▶ **Set exercise**
In your copy, leave out the pictures and repeat the entries below exactly.

▶ **The records**

§ §

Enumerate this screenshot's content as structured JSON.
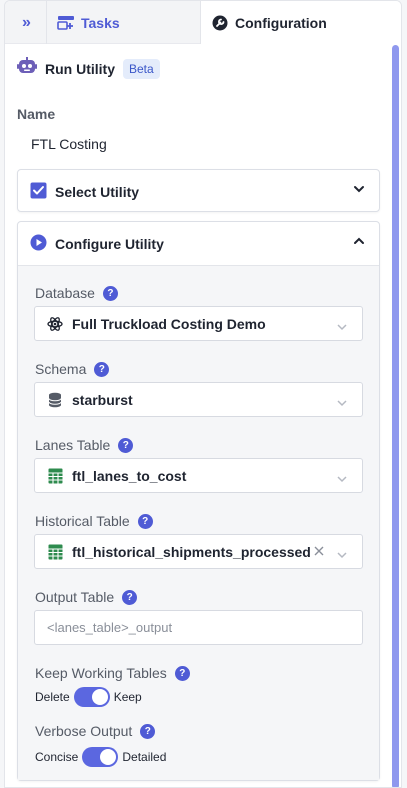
{
  "tabs": {
    "collapse_glyph": "»",
    "tasks_label": "Tasks",
    "configuration_label": "Configuration"
  },
  "utility": {
    "title": "Run Utility",
    "badge": "Beta"
  },
  "name": {
    "label": "Name",
    "value": "FTL Costing"
  },
  "select_utility": {
    "label": "Select Utility",
    "checked": true
  },
  "configure_utility": {
    "label": "Configure Utility",
    "expanded": true,
    "fields": {
      "database": {
        "label": "Database",
        "value": "Full Truckload Costing Demo",
        "icon": "atom-icon"
      },
      "schema": {
        "label": "Schema",
        "value": "starburst",
        "icon": "database-icon"
      },
      "lanes_table": {
        "label": "Lanes Table",
        "value": "ftl_lanes_to_cost",
        "icon": "table-icon"
      },
      "historical_table": {
        "label": "Historical Table",
        "value": "ftl_historical_shipments_processed",
        "icon": "table-icon"
      },
      "output_table": {
        "label": "Output Table",
        "placeholder": "<lanes_table>_output"
      },
      "keep_working_tables": {
        "label": "Keep Working Tables",
        "off_label": "Delete",
        "on_label": "Keep",
        "on": true
      },
      "verbose_output": {
        "label": "Verbose Output",
        "off_label": "Concise",
        "on_label": "Detailed",
        "on": true
      }
    }
  },
  "colors": {
    "accent": "#4f5bd5",
    "toggle": "#5b67e0",
    "table_icon": "#2e8b4e",
    "badge_bg": "#e4ecfb"
  }
}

§ §

▶ **Final result**
Enumerate this screenshot's content as structured JSON.
{
  "tabs": {
    "collapse_glyph": "»",
    "tasks_label": "Tasks",
    "configuration_label": "Configuration"
  },
  "utility": {
    "title": "Run Utility",
    "badge": "Beta"
  },
  "name": {
    "label": "Name",
    "value": "FTL Costing"
  },
  "select_utility": {
    "label": "Select Utility",
    "checked": true
  },
  "configure_utility": {
    "label": "Configure Utility",
    "expanded": true,
    "fields": {
      "database": {
        "label": "Database",
        "value": "Full Truckload Costing Demo",
        "icon": "atom-icon"
      },
      "schema": {
        "label": "Schema",
        "value": "starburst",
        "icon": "database-icon"
      },
      "lanes_table": {
        "label": "Lanes Table",
        "value": "ftl_lanes_to_cost",
        "icon": "table-icon"
      },
      "historical_table": {
        "label": "Historical Table",
        "value": "ftl_historical_shipments_processed",
        "icon": "table-icon"
      },
      "output_table": {
        "label": "Output Table",
        "placeholder": "<lanes_table>_output"
      },
      "keep_working_tables": {
        "label": "Keep Working Tables",
        "off_label": "Delete",
        "on_label": "Keep",
        "on": true
      },
      "verbose_output": {
        "label": "Verbose Output",
        "off_label": "Concise",
        "on_label": "Detailed",
        "on": true
      }
    }
  },
  "colors": {
    "accent": "#4f5bd5",
    "toggle": "#5b67e0",
    "table_icon": "#2e8b4e",
    "badge_bg": "#e4ecfb"
  }
}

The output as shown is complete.